** START **

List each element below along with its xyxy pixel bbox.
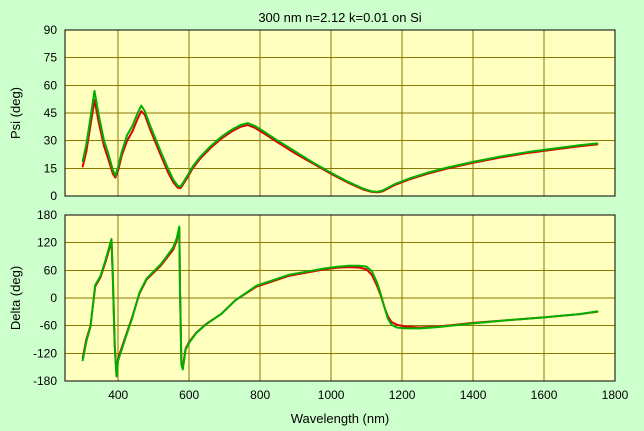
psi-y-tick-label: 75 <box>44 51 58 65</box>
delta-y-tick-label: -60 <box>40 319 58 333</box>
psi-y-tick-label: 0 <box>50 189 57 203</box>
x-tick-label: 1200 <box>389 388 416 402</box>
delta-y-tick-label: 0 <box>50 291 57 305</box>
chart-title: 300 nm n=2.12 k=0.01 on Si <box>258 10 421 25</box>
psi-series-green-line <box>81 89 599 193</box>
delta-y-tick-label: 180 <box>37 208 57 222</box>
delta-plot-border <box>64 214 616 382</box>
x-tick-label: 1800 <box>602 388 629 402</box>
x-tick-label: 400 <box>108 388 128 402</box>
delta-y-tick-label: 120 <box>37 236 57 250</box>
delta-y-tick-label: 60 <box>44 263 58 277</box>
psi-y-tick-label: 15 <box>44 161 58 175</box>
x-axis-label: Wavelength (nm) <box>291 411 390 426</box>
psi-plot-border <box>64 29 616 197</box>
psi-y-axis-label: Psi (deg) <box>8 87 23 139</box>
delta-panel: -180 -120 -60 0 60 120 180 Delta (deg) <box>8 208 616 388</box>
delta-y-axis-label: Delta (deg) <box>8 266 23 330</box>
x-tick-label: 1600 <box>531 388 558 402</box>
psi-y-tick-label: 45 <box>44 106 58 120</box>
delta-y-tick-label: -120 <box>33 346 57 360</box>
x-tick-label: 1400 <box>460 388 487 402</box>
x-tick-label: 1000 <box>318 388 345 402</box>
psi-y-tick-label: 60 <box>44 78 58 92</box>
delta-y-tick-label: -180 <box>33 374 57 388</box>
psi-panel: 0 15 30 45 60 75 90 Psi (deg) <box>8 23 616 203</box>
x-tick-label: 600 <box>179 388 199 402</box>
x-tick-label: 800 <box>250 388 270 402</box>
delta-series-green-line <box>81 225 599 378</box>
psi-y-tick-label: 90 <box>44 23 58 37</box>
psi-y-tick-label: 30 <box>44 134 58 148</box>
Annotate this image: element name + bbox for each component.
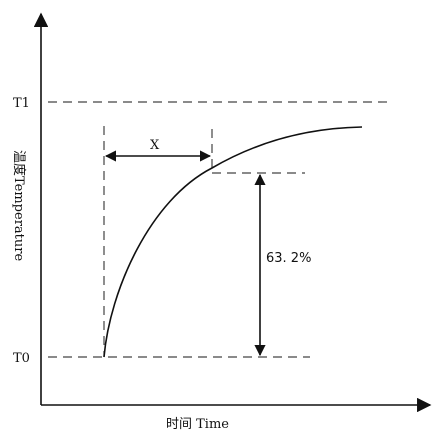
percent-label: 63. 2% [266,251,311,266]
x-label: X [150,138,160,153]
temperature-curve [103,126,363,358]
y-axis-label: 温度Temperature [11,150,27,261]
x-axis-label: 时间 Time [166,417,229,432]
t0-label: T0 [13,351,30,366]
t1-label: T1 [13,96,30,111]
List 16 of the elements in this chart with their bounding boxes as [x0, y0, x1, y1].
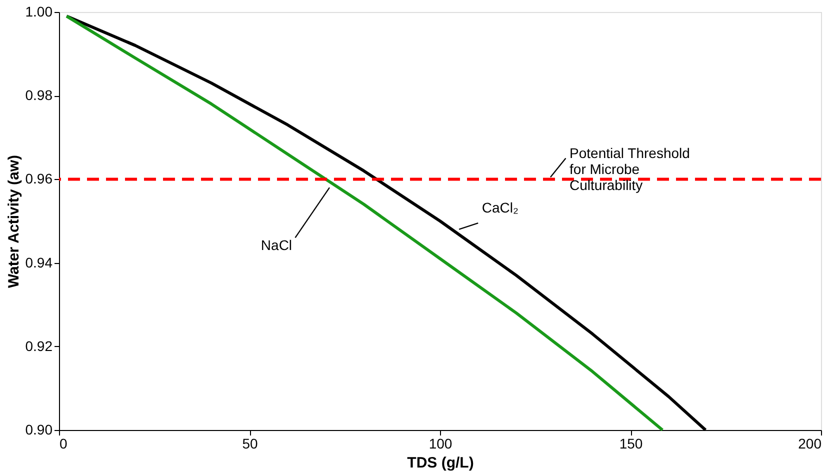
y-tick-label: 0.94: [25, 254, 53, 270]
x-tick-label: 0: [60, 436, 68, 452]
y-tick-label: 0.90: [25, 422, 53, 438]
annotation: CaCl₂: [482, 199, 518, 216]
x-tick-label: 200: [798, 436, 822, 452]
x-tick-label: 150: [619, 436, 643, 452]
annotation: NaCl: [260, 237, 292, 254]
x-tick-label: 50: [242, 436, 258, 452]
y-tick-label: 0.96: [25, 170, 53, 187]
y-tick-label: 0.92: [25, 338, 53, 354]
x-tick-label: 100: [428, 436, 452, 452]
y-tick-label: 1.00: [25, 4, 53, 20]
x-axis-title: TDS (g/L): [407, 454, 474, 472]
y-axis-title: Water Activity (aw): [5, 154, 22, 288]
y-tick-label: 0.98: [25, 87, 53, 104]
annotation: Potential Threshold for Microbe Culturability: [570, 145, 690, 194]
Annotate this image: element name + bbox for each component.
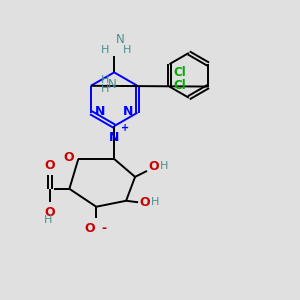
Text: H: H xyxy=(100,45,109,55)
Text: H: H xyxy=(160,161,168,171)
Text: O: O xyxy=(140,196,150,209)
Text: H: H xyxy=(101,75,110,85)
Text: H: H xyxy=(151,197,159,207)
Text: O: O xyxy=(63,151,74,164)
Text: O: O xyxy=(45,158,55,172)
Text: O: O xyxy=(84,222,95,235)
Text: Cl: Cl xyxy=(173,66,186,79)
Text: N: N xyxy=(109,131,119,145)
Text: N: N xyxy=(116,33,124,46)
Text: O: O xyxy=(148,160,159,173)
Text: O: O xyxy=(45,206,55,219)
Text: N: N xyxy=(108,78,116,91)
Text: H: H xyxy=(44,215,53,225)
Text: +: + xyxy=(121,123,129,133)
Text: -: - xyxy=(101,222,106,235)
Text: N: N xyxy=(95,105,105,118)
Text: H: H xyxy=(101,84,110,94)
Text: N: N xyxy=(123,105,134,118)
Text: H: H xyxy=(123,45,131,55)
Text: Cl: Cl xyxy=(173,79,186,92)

** END **

> [Exercise task]: Which lines in the entries above contain the string "border"? Pick out each one and copy it in full.

> [Answer]:
delta-plot-border <box>64 214 616 382</box>
psi-plot-border <box>64 29 616 197</box>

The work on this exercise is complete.